**Given exercise:** Reproduce the complete listing without any deviation.

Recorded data
──────────────────────────────

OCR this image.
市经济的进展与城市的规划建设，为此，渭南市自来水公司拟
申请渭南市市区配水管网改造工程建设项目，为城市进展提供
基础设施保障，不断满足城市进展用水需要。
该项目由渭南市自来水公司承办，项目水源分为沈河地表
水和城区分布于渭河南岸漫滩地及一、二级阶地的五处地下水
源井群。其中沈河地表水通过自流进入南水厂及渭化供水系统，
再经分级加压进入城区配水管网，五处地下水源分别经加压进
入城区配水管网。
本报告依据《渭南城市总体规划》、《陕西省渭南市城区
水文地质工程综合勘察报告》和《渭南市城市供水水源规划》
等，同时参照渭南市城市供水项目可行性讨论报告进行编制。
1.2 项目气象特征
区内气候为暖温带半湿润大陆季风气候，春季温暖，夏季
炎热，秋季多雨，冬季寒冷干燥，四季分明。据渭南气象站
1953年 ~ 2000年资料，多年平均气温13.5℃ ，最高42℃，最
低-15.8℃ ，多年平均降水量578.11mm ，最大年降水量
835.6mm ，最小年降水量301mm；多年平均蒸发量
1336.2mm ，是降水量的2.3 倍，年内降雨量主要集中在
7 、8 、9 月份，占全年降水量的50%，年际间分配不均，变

──────────────────────────────

**Task answer:**
OCR this image.
市经济的进展与城市的规划建设，为此，渭南市自来水公司拟
申请渭南市市区配水管网改造工程建设项目，为城市进展提供
基础设施保障，不断满足城市进展用水需要。
该项目由渭南市自来水公司承办，项目水源分为沈河地表
水和城区分布于渭河南岸漫滩地及一、二级阶地的五处地下水
源井群。其中沈河地表水通过自流进入南水厂及渭化供水系统，
再经分级加压进入城区配水管网，五处地下水源分别经加压进
入城区配水管网。
本报告依据《渭南城市总体规划》、《陕西省渭南市城区
水文地质工程综合勘察报告》和《渭南市城市供水水源规划》
等，同时参照渭南市城市供水项目可行性讨论报告进行编制。
1.2 项目气象特征
区内气候为暖温带半湿润大陆季风气候，春季温暖，夏季
炎热，秋季多雨，冬季寒冷干燥，四季分明。据渭南气象站
1953年 ~ 2000年资料，多年平均气温13.5℃ ，最高42℃，最
低-15.8℃ ，多年平均降水量578.11mm ，最大年降水量
835.6mm ，最小年降水量301mm；多年平均蒸发量
1336.2mm ，是降水量的2.3 倍，年内降雨量主要集中在
7 、8 、9 月份，占全年降水量的50%，年际间分配不均，变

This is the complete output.